>> START Information supplied

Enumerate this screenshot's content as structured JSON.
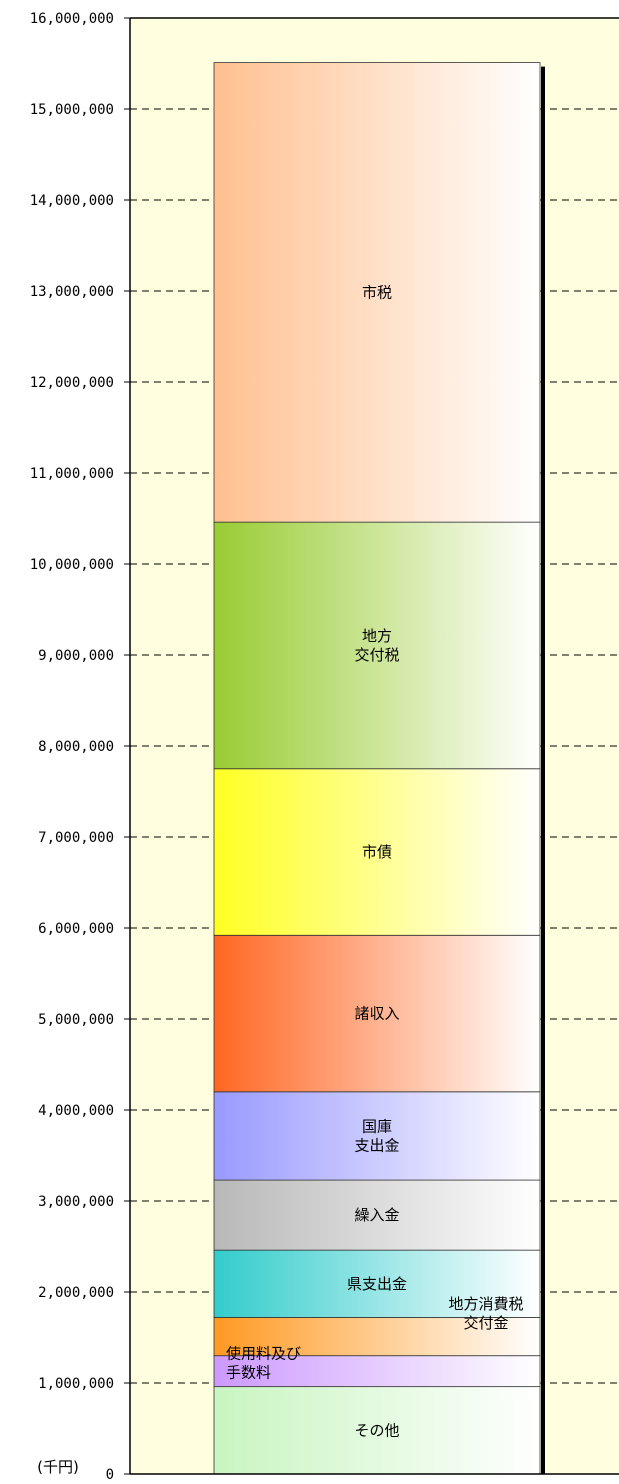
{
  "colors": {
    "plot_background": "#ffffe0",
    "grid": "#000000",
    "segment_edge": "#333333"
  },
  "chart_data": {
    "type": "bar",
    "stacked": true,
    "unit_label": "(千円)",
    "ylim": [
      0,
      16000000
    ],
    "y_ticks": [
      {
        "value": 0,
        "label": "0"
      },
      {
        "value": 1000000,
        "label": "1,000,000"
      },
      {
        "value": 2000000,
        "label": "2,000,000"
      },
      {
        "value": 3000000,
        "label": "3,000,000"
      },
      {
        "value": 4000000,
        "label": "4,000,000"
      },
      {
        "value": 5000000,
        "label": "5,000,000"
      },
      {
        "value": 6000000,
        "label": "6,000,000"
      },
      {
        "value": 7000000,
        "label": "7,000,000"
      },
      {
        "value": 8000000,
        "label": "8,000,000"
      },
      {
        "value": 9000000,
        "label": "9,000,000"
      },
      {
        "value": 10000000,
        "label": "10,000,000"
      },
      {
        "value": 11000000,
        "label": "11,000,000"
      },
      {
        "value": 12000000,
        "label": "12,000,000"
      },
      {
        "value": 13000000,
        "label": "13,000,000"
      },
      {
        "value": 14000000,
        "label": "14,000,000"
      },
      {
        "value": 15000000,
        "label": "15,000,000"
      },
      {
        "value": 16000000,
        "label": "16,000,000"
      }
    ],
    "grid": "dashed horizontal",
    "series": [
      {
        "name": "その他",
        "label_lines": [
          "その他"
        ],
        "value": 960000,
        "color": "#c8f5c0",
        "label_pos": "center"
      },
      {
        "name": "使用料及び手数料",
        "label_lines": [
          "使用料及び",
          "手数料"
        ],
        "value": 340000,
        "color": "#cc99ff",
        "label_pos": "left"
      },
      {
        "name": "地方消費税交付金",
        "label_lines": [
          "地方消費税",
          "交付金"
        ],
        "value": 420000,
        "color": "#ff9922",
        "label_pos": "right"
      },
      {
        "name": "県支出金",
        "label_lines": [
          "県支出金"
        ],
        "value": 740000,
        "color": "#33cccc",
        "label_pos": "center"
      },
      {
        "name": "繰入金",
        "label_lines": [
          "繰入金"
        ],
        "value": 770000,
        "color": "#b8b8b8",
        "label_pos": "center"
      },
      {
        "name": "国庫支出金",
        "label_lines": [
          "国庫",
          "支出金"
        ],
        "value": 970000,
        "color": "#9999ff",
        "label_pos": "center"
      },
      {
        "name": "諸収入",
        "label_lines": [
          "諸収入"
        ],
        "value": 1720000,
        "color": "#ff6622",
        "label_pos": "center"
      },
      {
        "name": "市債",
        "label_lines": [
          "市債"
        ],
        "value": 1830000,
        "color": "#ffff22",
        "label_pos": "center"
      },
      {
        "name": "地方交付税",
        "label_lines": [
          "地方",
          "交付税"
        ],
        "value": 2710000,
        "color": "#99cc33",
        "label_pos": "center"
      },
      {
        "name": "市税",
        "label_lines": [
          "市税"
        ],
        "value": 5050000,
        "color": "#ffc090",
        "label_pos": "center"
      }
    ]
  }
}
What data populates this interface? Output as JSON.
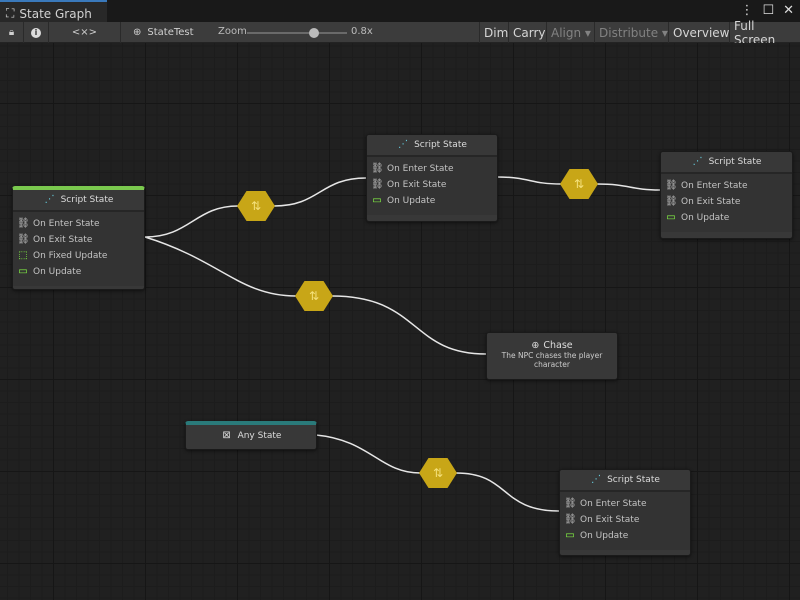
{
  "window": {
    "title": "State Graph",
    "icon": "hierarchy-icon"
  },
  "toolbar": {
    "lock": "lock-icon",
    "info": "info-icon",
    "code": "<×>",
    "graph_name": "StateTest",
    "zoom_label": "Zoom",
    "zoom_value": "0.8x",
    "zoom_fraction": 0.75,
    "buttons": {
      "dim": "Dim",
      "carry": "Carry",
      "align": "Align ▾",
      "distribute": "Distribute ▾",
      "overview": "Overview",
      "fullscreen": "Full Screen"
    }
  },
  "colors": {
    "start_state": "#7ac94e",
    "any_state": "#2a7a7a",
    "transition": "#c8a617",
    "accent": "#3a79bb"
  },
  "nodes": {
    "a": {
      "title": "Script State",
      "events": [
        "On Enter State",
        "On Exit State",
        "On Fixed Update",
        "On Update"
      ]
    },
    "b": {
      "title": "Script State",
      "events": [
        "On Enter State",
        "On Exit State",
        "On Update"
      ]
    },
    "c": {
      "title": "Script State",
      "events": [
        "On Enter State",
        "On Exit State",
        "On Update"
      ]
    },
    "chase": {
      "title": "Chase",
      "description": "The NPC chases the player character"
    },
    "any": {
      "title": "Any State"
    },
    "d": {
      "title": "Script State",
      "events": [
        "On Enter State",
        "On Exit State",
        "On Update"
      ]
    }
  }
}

>> END Information supplied
>> START Information supplied

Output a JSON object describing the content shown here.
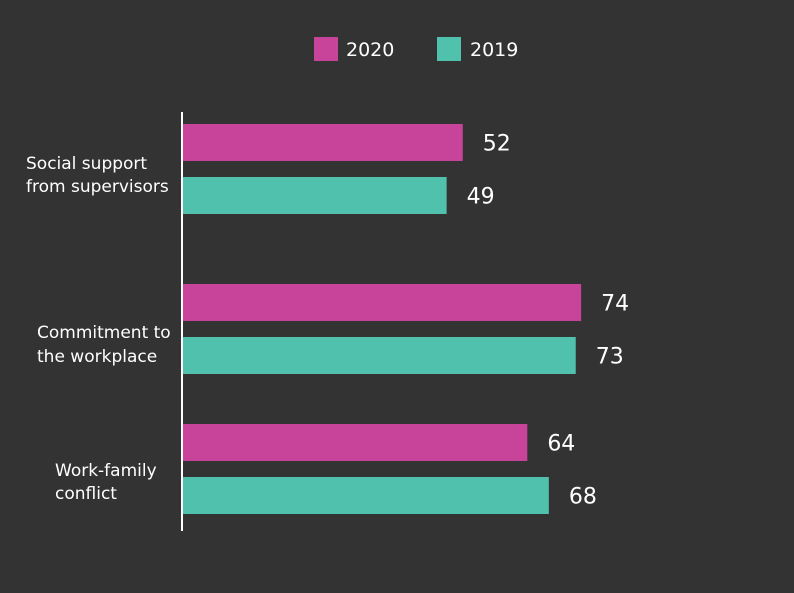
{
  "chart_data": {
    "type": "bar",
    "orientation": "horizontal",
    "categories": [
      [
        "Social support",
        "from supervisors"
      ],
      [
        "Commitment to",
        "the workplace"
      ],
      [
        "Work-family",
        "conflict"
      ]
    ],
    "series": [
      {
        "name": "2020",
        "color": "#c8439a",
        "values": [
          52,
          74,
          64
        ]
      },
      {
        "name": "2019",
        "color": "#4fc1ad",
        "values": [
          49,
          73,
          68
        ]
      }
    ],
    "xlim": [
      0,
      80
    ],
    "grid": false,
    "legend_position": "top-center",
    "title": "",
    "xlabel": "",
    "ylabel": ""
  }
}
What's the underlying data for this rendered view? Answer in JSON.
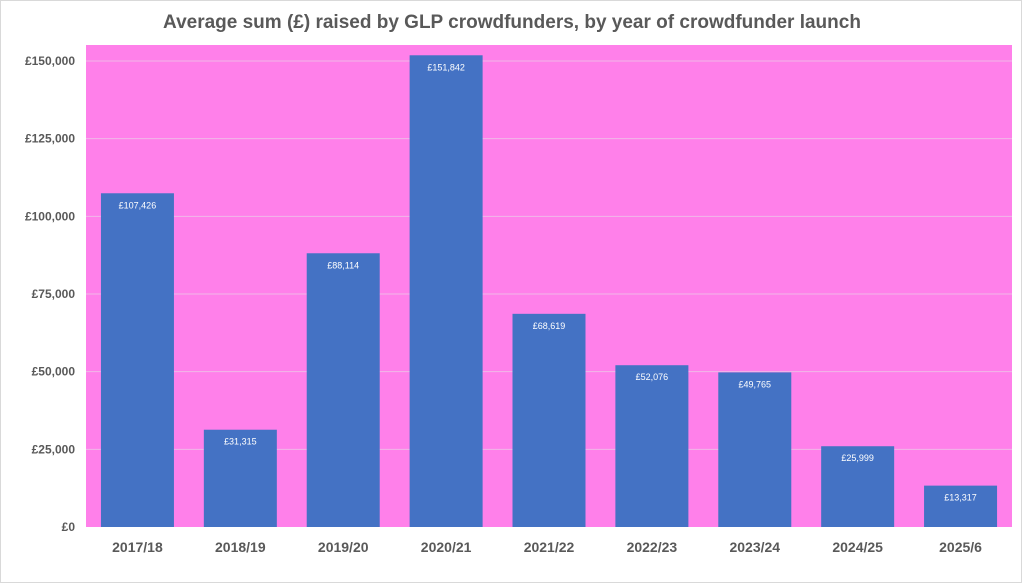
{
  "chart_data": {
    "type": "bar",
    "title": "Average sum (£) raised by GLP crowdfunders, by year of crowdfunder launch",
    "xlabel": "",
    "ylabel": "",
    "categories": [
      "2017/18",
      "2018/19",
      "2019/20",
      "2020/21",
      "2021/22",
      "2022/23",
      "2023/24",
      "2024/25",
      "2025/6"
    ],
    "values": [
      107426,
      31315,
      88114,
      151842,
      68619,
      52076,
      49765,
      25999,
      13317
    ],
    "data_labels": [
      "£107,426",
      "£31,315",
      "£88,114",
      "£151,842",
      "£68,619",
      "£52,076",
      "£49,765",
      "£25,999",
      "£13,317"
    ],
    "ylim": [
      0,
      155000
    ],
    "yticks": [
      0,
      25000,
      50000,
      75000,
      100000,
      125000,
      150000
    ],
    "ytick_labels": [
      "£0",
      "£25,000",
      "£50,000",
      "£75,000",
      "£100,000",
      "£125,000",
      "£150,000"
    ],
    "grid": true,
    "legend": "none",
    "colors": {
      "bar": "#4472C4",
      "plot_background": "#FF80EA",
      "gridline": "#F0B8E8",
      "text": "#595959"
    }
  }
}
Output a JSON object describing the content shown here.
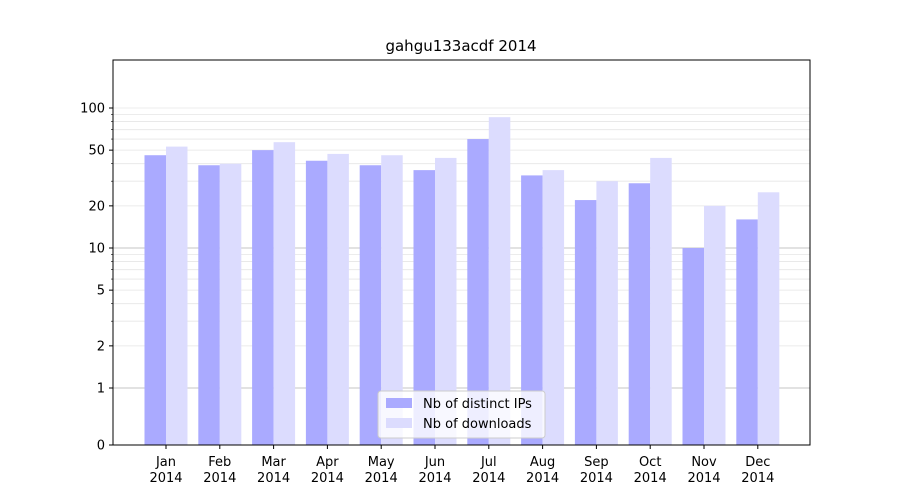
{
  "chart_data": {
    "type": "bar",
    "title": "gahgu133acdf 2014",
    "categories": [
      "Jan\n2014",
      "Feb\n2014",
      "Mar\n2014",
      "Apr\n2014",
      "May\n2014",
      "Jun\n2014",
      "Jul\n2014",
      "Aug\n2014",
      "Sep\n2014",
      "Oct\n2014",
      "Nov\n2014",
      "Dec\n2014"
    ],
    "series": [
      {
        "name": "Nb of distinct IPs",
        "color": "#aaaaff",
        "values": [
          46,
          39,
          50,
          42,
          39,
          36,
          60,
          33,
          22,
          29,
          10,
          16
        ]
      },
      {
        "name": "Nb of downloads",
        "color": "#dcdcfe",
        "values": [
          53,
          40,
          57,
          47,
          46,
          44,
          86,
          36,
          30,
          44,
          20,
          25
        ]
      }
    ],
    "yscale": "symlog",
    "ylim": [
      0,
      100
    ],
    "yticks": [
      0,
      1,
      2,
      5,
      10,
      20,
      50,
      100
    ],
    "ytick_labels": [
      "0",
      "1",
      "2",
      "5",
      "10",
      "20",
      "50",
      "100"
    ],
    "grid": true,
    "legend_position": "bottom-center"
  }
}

>> END Information supplied
>> START Information supplied

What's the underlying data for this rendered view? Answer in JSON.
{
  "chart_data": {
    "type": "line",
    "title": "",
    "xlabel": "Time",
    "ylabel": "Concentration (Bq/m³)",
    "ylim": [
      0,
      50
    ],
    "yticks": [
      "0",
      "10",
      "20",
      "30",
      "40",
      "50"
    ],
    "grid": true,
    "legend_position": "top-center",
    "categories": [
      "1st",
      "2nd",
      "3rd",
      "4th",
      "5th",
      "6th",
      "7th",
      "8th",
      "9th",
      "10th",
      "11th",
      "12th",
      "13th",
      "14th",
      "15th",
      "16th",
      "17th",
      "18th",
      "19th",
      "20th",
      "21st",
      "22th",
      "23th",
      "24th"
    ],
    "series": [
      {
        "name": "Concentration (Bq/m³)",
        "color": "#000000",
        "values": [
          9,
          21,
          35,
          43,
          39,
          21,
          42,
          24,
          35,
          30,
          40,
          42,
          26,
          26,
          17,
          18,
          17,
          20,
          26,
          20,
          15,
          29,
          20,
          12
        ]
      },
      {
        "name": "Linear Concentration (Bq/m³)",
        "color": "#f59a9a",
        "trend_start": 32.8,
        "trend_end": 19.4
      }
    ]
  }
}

>> END Information supplied

Pick out all lines containing the string "horizontal".

    "grid": "dashed horizontal",
    "orientation": "horizontal",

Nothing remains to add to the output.